TASK STATEMENT: Output all lines exactly.

▶

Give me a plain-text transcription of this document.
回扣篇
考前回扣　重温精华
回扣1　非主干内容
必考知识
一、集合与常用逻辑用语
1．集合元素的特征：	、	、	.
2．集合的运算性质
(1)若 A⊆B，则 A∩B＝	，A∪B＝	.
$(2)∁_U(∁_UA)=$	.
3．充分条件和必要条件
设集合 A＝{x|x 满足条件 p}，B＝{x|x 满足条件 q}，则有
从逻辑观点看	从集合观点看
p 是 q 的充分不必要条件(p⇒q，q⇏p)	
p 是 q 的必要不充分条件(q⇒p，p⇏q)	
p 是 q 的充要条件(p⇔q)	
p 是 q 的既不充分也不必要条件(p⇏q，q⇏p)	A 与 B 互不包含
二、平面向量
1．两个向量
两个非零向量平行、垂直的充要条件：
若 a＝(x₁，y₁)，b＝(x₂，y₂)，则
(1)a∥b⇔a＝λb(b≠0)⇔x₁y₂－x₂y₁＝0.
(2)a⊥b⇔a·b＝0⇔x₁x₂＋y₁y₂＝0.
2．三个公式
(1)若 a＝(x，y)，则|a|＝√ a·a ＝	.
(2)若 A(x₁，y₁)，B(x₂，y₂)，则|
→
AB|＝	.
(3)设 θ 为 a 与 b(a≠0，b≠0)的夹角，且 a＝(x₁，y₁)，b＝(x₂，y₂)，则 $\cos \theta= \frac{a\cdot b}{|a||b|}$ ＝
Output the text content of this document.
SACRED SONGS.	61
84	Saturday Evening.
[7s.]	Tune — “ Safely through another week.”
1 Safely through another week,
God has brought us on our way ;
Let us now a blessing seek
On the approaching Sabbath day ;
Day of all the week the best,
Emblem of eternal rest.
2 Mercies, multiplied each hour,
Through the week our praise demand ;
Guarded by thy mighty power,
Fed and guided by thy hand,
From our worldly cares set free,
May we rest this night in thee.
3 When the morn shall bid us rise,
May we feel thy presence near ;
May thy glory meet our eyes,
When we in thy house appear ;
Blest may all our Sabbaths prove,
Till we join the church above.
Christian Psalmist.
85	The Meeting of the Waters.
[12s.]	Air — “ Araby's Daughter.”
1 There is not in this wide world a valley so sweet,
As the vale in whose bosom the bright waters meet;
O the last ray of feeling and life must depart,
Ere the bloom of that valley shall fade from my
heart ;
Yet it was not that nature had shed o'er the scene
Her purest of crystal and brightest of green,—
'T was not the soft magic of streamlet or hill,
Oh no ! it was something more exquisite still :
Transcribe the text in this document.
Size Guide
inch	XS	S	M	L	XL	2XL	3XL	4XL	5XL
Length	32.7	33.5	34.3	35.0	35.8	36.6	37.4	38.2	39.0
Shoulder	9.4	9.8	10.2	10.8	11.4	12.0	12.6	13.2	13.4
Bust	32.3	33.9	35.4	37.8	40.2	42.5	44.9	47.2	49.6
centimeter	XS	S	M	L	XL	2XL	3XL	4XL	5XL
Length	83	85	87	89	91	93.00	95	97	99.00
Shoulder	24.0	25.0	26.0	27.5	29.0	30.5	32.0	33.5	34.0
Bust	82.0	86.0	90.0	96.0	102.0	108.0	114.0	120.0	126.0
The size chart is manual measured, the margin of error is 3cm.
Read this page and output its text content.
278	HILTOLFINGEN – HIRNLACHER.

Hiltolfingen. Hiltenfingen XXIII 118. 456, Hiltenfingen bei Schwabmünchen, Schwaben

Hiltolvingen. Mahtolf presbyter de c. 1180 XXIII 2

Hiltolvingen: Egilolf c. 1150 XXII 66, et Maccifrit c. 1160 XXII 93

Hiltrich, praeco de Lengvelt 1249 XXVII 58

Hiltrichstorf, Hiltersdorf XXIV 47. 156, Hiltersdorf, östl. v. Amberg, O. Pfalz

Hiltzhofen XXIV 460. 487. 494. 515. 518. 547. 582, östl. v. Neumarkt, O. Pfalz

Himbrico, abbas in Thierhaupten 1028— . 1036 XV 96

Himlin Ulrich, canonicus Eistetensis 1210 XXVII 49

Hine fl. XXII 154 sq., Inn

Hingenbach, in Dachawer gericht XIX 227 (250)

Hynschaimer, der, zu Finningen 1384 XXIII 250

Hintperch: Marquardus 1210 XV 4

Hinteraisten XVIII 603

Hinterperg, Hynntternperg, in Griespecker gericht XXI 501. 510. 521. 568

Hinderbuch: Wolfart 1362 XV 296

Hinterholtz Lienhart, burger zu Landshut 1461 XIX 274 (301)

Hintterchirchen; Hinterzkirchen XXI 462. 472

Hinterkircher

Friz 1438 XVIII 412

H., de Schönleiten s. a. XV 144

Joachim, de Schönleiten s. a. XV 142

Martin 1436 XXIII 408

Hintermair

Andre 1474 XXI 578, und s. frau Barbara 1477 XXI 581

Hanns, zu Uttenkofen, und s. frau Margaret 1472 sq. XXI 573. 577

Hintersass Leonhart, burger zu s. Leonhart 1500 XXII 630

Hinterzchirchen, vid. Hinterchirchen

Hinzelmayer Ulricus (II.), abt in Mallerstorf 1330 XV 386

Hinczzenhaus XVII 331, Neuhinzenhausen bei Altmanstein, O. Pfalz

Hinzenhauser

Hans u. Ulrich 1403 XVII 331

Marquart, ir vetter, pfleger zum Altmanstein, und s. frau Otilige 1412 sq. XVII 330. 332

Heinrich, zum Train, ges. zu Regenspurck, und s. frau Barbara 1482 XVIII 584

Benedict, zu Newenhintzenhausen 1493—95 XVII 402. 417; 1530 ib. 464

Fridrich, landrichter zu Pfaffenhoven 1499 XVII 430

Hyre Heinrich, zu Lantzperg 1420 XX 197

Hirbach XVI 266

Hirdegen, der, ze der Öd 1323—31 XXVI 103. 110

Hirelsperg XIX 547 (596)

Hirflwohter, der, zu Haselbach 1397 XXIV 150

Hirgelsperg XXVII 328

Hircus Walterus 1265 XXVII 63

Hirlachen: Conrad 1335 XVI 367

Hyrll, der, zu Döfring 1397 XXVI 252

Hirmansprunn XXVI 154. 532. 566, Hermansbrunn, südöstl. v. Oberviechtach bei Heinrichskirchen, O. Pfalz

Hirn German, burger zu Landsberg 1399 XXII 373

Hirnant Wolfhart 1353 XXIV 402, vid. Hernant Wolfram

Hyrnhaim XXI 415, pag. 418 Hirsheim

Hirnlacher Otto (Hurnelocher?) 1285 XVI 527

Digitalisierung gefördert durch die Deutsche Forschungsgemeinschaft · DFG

◀

RESULT OF THIS TASK:
Give me a plain-text transcription of this document.
回扣篇
考前回扣　重温精华
回扣1　非主干内容
必考知识
一、集合与常用逻辑用语
1．集合元素的特征：	、	、	.
2．集合的运算性质
(1)若 A⊆B，则 A∩B＝	，A∪B＝	.
$(2)∁_U(∁_UA)=$	.
3．充分条件和必要条件
设集合 A＝{x|x 满足条件 p}，B＝{x|x 满足条件 q}，则有
从逻辑观点看	从集合观点看
p 是 q 的充分不必要条件(p⇒q，q⇏p)	
p 是 q 的必要不充分条件(q⇒p，p⇏q)	
p 是 q 的充要条件(p⇔q)	
p 是 q 的既不充分也不必要条件(p⇏q，q⇏p)	A 与 B 互不包含
二、平面向量
1．两个向量
两个非零向量平行、垂直的充要条件：
若 a＝(x₁，y₁)，b＝(x₂，y₂)，则
(1)a∥b⇔a＝λb(b≠0)⇔x₁y₂－x₂y₁＝0.
(2)a⊥b⇔a·b＝0⇔x₁x₂＋y₁y₂＝0.
2．三个公式
(1)若 a＝(x，y)，则|a|＝√ a·a ＝	.
(2)若 A(x₁，y₁)，B(x₂，y₂)，则|
→
AB|＝	.
(3)设 θ 为 a 与 b(a≠0，b≠0)的夹角，且 a＝(x₁，y₁)，b＝(x₂，y₂)，则 $\cos \theta= \frac{a\cdot b}{|a||b|}$ ＝
Output the text content of this document.
SACRED SONGS.	61
84	Saturday Evening.
[7s.]	Tune — “ Safely through another week.”
1 Safely through another week,
God has brought us on our way ;
Let us now a blessing seek
On the approaching Sabbath day ;
Day of all the week the best,
Emblem of eternal rest.
2 Mercies, multiplied each hour,
Through the week our praise demand ;
Guarded by thy mighty power,
Fed and guided by thy hand,
From our worldly cares set free,
May we rest this night in thee.
3 When the morn shall bid us rise,
May we feel thy presence near ;
May thy glory meet our eyes,
When we in thy house appear ;
Blest may all our Sabbaths prove,
Till we join the church above.
Christian Psalmist.
85	The Meeting of the Waters.
[12s.]	Air — “ Araby's Daughter.”
1 There is not in this wide world a valley so sweet,
As the vale in whose bosom the bright waters meet;
O the last ray of feeling and life must depart,
Ere the bloom of that valley shall fade from my
heart ;
Yet it was not that nature had shed o'er the scene
Her purest of crystal and brightest of green,—
'T was not the soft magic of streamlet or hill,
Oh no ! it was something more exquisite still :
Transcribe the text in this document.
Size Guide
inch	XS	S	M	L	XL	2XL	3XL	4XL	5XL
Length	32.7	33.5	34.3	35.0	35.8	36.6	37.4	38.2	39.0
Shoulder	9.4	9.8	10.2	10.8	11.4	12.0	12.6	13.2	13.4
Bust	32.3	33.9	35.4	37.8	40.2	42.5	44.9	47.2	49.6
centimeter	XS	S	M	L	XL	2XL	3XL	4XL	5XL
Length	83	85	87	89	91	93.00	95	97	99.00
Shoulder	24.0	25.0	26.0	27.5	29.0	30.5	32.0	33.5	34.0
Bust	82.0	86.0	90.0	96.0	102.0	108.0	114.0	120.0	126.0
The size chart is manual measured, the margin of error is 3cm.
Read this page and output its text content.
278	HILTOLFINGEN – HIRNLACHER.

Hiltolfingen. Hiltenfingen XXIII 118. 456, Hiltenfingen bei Schwabmünchen, Schwaben

Hiltolvingen. Mahtolf presbyter de c. 1180 XXIII 2

Hiltolvingen: Egilolf c. 1150 XXII 66, et Maccifrit c. 1160 XXII 93

Hiltrich, praeco de Lengvelt 1249 XXVII 58

Hiltrichstorf, Hiltersdorf XXIV 47. 156, Hiltersdorf, östl. v. Amberg, O. Pfalz

Hiltzhofen XXIV 460. 487. 494. 515. 518. 547. 582, östl. v. Neumarkt, O. Pfalz

Himbrico, abbas in Thierhaupten 1028— . 1036 XV 96

Himlin Ulrich, canonicus Eistetensis 1210 XXVII 49

Hine fl. XXII 154 sq., Inn

Hingenbach, in Dachawer gericht XIX 227 (250)

Hynschaimer, der, zu Finningen 1384 XXIII 250

Hintperch: Marquardus 1210 XV 4

Hinteraisten XVIII 603

Hinterperg, Hynntternperg, in Griespecker gericht XXI 501. 510. 521. 568

Hinderbuch: Wolfart 1362 XV 296

Hinterholtz Lienhart, burger zu Landshut 1461 XIX 274 (301)

Hintterchirchen; Hinterzkirchen XXI 462. 472

Hinterkircher

Friz 1438 XVIII 412

H., de Schönleiten s. a. XV 144

Joachim, de Schönleiten s. a. XV 142

Martin 1436 XXIII 408

Hintermair

Andre 1474 XXI 578, und s. frau Barbara 1477 XXI 581

Hanns, zu Uttenkofen, und s. frau Margaret 1472 sq. XXI 573. 577

Hintersass Leonhart, burger zu s. Leonhart 1500 XXII 630

Hinterzchirchen, vid. Hinterchirchen

Hinzelmayer Ulricus (II.), abt in Mallerstorf 1330 XV 386

Hinczzenhaus XVII 331, Neuhinzenhausen bei Altmanstein, O. Pfalz

Hinzenhauser

Hans u. Ulrich 1403 XVII 331

Marquart, ir vetter, pfleger zum Altmanstein, und s. frau Otilige 1412 sq. XVII 330. 332

Heinrich, zum Train, ges. zu Regenspurck, und s. frau Barbara 1482 XVIII 584

Benedict, zu Newenhintzenhausen 1493—95 XVII 402. 417; 1530 ib. 464

Fridrich, landrichter zu Pfaffenhoven 1499 XVII 430

Hyre Heinrich, zu Lantzperg 1420 XX 197

Hirbach XVI 266

Hirdegen, der, ze der Öd 1323—31 XXVI 103. 110

Hirelsperg XIX 547 (596)

Hirflwohter, der, zu Haselbach 1397 XXIV 150

Hirgelsperg XXVII 328

Hircus Walterus 1265 XXVII 63

Hirlachen: Conrad 1335 XVI 367

Hyrll, der, zu Döfring 1397 XXVI 252

Hirmansprunn XXVI 154. 532. 566, Hermansbrunn, südöstl. v. Oberviechtach bei Heinrichskirchen, O. Pfalz

Hirn German, burger zu Landsberg 1399 XXII 373

Hirnant Wolfhart 1353 XXIV 402, vid. Hernant Wolfram

Hyrnhaim XXI 415, pag. 418 Hirsheim

Hirnlacher Otto (Hurnelocher?) 1285 XVI 527

Digitalisierung gefördert durch die Deutsche Forschungsgemeinschaft · DFG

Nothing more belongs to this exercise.